>> Begin

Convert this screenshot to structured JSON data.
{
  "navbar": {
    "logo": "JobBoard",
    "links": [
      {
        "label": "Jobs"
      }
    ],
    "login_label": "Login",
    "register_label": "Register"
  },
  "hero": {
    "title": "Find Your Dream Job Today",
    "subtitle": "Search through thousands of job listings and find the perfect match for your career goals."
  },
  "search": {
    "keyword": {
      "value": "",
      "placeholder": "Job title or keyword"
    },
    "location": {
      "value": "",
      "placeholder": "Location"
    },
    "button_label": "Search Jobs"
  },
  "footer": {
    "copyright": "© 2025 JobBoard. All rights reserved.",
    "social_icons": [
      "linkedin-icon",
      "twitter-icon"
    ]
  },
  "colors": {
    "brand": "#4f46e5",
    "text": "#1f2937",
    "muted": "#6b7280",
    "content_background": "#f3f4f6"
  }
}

>> End

What you should do
Some lines of the data above may hold the word "keyword"; report how many do, and nothing else.

Reply to the exercise
2